- **Directive**:
Write out every entry exactly as it stands.

[Rows from a dataset]
** begin **
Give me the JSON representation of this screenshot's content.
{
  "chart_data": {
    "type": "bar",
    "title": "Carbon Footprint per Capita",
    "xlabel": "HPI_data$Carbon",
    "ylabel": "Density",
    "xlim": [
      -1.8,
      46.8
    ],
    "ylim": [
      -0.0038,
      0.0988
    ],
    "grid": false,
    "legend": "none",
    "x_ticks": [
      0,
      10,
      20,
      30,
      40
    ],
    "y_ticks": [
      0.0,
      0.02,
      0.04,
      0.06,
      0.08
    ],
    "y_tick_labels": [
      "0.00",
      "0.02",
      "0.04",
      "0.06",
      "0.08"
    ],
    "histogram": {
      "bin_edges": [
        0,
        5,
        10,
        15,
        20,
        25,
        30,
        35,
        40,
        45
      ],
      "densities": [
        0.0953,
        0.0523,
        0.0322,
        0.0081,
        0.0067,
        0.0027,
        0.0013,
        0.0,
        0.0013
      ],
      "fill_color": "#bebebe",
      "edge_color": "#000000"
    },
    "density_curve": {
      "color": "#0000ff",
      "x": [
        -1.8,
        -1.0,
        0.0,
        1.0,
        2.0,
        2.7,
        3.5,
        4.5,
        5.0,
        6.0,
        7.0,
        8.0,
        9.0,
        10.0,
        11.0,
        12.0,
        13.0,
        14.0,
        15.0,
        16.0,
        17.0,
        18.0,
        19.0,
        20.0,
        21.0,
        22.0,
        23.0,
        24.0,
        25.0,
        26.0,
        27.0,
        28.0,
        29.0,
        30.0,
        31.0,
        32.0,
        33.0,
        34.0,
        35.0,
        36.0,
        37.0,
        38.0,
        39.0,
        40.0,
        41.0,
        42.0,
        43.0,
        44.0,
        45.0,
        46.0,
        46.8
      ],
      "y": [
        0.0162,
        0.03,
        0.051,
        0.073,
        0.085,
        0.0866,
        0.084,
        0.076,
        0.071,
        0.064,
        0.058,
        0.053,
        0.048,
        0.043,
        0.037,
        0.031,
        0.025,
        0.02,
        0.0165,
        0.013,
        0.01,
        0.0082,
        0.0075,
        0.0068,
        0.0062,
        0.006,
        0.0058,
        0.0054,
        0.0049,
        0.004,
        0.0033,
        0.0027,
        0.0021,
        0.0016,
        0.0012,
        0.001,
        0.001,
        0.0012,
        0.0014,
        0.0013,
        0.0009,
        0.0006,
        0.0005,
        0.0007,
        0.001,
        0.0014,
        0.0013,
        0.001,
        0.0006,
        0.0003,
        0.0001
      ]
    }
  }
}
** end **
- **Output for this exercise**:
Give me the JSON representation of this screenshot's content.
{
  "chart_data": {
    "type": "bar",
    "title": "Carbon Footprint per Capita",
    "xlabel": "HPI_data$Carbon",
    "ylabel": "Density",
    "xlim": [
      -1.8,
      46.8
    ],
    "ylim": [
      -0.0038,
      0.0988
    ],
    "grid": false,
    "legend": "none",
    "x_ticks": [
      0,
      10,
      20,
      30,
      40
    ],
    "y_ticks": [
      0.0,
      0.02,
      0.04,
      0.06,
      0.08
    ],
    "y_tick_labels": [
      "0.00",
      "0.02",
      "0.04",
      "0.06",
      "0.08"
    ],
    "histogram": {
      "bin_edges": [
        0,
        5,
        10,
        15,
        20,
        25,
        30,
        35,
        40,
        45
      ],
      "densities": [
        0.0953,
        0.0523,
        0.0322,
        0.0081,
        0.0067,
        0.0027,
        0.0013,
        0.0,
        0.0013
      ],
      "fill_color": "#bebebe",
      "edge_color": "#000000"
    },
    "density_curve": {
      "color": "#0000ff",
      "x": [
        -1.8,
        -1.0,
        0.0,
        1.0,
        2.0,
        2.7,
        3.5,
        4.5,
        5.0,
        6.0,
        7.0,
        8.0,
        9.0,
        10.0,
        11.0,
        12.0,
        13.0,
        14.0,
        15.0,
        16.0,
        17.0,
        18.0,
        19.0,
        20.0,
        21.0,
        22.0,
        23.0,
        24.0,
        25.0,
        26.0,
        27.0,
        28.0,
        29.0,
        30.0,
        31.0,
        32.0,
        33.0,
        34.0,
        35.0,
        36.0,
        37.0,
        38.0,
        39.0,
        40.0,
        41.0,
        42.0,
        43.0,
        44.0,
        45.0,
        46.0,
        46.8
      ],
      "y": [
        0.0162,
        0.03,
        0.051,
        0.073,
        0.085,
        0.0866,
        0.084,
        0.076,
        0.071,
        0.064,
        0.058,
        0.053,
        0.048,
        0.043,
        0.037,
        0.031,
        0.025,
        0.02,
        0.0165,
        0.013,
        0.01,
        0.0082,
        0.0075,
        0.0068,
        0.0062,
        0.006,
        0.0058,
        0.0054,
        0.0049,
        0.004,
        0.0033,
        0.0027,
        0.0021,
        0.0016,
        0.0012,
        0.001,
        0.001,
        0.0012,
        0.0014,
        0.0013,
        0.0009,
        0.0006,
        0.0005,
        0.0007,
        0.001,
        0.0014,
        0.0013,
        0.001,
        0.0006,
        0.0003,
        0.0001
      ]
    }
  }
}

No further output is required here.